[START]

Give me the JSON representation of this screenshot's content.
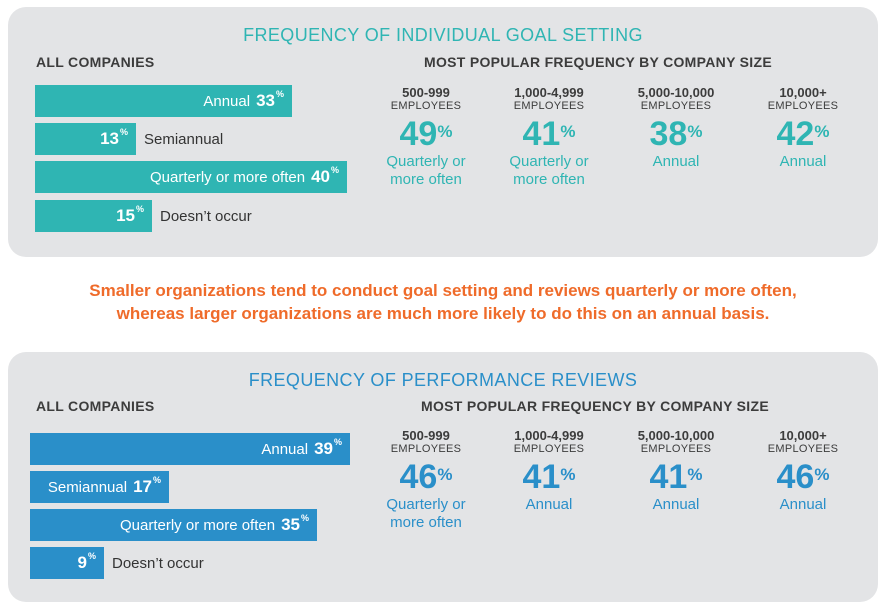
{
  "colors": {
    "teal": "#2fb5b3",
    "blue": "#2a8fc9",
    "orange": "#ef6b2a",
    "panel": "#e3e4e6"
  },
  "note": {
    "line1": "Smaller organizations tend to conduct goal setting and reviews quarterly or more often,",
    "line2": "whereas larger organizations are much more likely to do this on an annual basis."
  },
  "chart_data": [
    {
      "type": "bar",
      "title": "FREQUENCY OF INDIVIDUAL GOAL SETTING",
      "subtitle": "ALL COMPANIES",
      "categories": [
        "Annual",
        "Semiannual",
        "Quarterly or more often",
        "Doesn’t occur"
      ],
      "values": [
        33,
        13,
        40,
        15
      ],
      "unit": "%",
      "label_inside": [
        true,
        false,
        true,
        false
      ],
      "size_heading": "MOST POPULAR FREQUENCY BY COMPANY SIZE",
      "sizes": [
        {
          "size": "500-999",
          "employees": "EMPLOYEES",
          "value": 49,
          "freq_lines": [
            "Quarterly or",
            "more often"
          ]
        },
        {
          "size": "1,000-4,999",
          "employees": "EMPLOYEES",
          "value": 41,
          "freq_lines": [
            "Quarterly or",
            "more often"
          ]
        },
        {
          "size": "5,000-10,000",
          "employees": "EMPLOYEES",
          "value": 38,
          "freq_lines": [
            "Annual"
          ]
        },
        {
          "size": "10,000+",
          "employees": "EMPLOYEES",
          "value": 42,
          "freq_lines": [
            "Annual"
          ]
        }
      ]
    },
    {
      "type": "bar",
      "title": "FREQUENCY OF PERFORMANCE REVIEWS",
      "subtitle": "ALL COMPANIES",
      "categories": [
        "Annual",
        "Semiannual",
        "Quarterly or more often",
        "Doesn’t occur"
      ],
      "values": [
        39,
        17,
        35,
        9
      ],
      "unit": "%",
      "label_inside": [
        true,
        true,
        true,
        false
      ],
      "size_heading": "MOST POPULAR FREQUENCY BY COMPANY SIZE",
      "sizes": [
        {
          "size": "500-999",
          "employees": "EMPLOYEES",
          "value": 46,
          "freq_lines": [
            "Quarterly or",
            "more often"
          ]
        },
        {
          "size": "1,000-4,999",
          "employees": "EMPLOYEES",
          "value": 41,
          "freq_lines": [
            "Annual"
          ]
        },
        {
          "size": "5,000-10,000",
          "employees": "EMPLOYEES",
          "value": 41,
          "freq_lines": [
            "Annual"
          ]
        },
        {
          "size": "10,000+",
          "employees": "EMPLOYEES",
          "value": 46,
          "freq_lines": [
            "Annual"
          ]
        }
      ]
    }
  ]
}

[END]

• [TASK GOAL]: Go through the listing above and write it all out exactly, leaving out any picture.

• [ANSWER FOR THE TASK]:
Give me the JSON representation of this screenshot's content.
{
  "colors": {
    "teal": "#2fb5b3",
    "blue": "#2a8fc9",
    "orange": "#ef6b2a",
    "panel": "#e3e4e6"
  },
  "note": {
    "line1": "Smaller organizations tend to conduct goal setting and reviews quarterly or more often,",
    "line2": "whereas larger organizations are much more likely to do this on an annual basis."
  },
  "chart_data": [
    {
      "type": "bar",
      "title": "FREQUENCY OF INDIVIDUAL GOAL SETTING",
      "subtitle": "ALL COMPANIES",
      "categories": [
        "Annual",
        "Semiannual",
        "Quarterly or more often",
        "Doesn’t occur"
      ],
      "values": [
        33,
        13,
        40,
        15
      ],
      "unit": "%",
      "label_inside": [
        true,
        false,
        true,
        false
      ],
      "size_heading": "MOST POPULAR FREQUENCY BY COMPANY SIZE",
      "sizes": [
        {
          "size": "500-999",
          "employees": "EMPLOYEES",
          "value": 49,
          "freq_lines": [
            "Quarterly or",
            "more often"
          ]
        },
        {
          "size": "1,000-4,999",
          "employees": "EMPLOYEES",
          "value": 41,
          "freq_lines": [
            "Quarterly or",
            "more often"
          ]
        },
        {
          "size": "5,000-10,000",
          "employees": "EMPLOYEES",
          "value": 38,
          "freq_lines": [
            "Annual"
          ]
        },
        {
          "size": "10,000+",
          "employees": "EMPLOYEES",
          "value": 42,
          "freq_lines": [
            "Annual"
          ]
        }
      ]
    },
    {
      "type": "bar",
      "title": "FREQUENCY OF PERFORMANCE REVIEWS",
      "subtitle": "ALL COMPANIES",
      "categories": [
        "Annual",
        "Semiannual",
        "Quarterly or more often",
        "Doesn’t occur"
      ],
      "values": [
        39,
        17,
        35,
        9
      ],
      "unit": "%",
      "label_inside": [
        true,
        true,
        true,
        false
      ],
      "size_heading": "MOST POPULAR FREQUENCY BY COMPANY SIZE",
      "sizes": [
        {
          "size": "500-999",
          "employees": "EMPLOYEES",
          "value": 46,
          "freq_lines": [
            "Quarterly or",
            "more often"
          ]
        },
        {
          "size": "1,000-4,999",
          "employees": "EMPLOYEES",
          "value": 41,
          "freq_lines": [
            "Annual"
          ]
        },
        {
          "size": "5,000-10,000",
          "employees": "EMPLOYEES",
          "value": 41,
          "freq_lines": [
            "Annual"
          ]
        },
        {
          "size": "10,000+",
          "employees": "EMPLOYEES",
          "value": 46,
          "freq_lines": [
            "Annual"
          ]
        }
      ]
    }
  ]
}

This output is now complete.